STATED EXERCISE: Your task is to filter the data below down to the lines holding "document".

SUPPLIED DATA:
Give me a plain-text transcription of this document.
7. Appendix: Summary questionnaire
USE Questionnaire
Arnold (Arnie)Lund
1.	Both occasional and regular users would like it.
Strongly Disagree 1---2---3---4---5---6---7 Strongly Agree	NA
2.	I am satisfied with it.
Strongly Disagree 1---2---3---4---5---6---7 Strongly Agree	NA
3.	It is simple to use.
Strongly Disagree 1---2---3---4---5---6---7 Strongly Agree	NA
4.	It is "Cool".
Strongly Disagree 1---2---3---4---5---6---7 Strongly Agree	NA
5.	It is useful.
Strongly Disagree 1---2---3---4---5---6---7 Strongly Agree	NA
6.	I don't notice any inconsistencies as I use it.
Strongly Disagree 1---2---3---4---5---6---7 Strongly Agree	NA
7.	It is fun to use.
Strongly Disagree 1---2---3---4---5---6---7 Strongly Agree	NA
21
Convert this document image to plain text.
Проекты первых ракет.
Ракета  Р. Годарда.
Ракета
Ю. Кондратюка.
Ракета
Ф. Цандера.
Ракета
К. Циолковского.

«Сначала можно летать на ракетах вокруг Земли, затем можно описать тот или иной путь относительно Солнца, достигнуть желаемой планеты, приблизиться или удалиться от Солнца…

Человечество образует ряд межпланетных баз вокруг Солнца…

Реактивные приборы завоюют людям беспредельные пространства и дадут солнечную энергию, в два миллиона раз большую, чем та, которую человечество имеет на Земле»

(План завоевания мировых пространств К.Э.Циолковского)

COMPLETE OUTPUT:
Give me a plain-text transcription of this document.
Convert this document image to plain text.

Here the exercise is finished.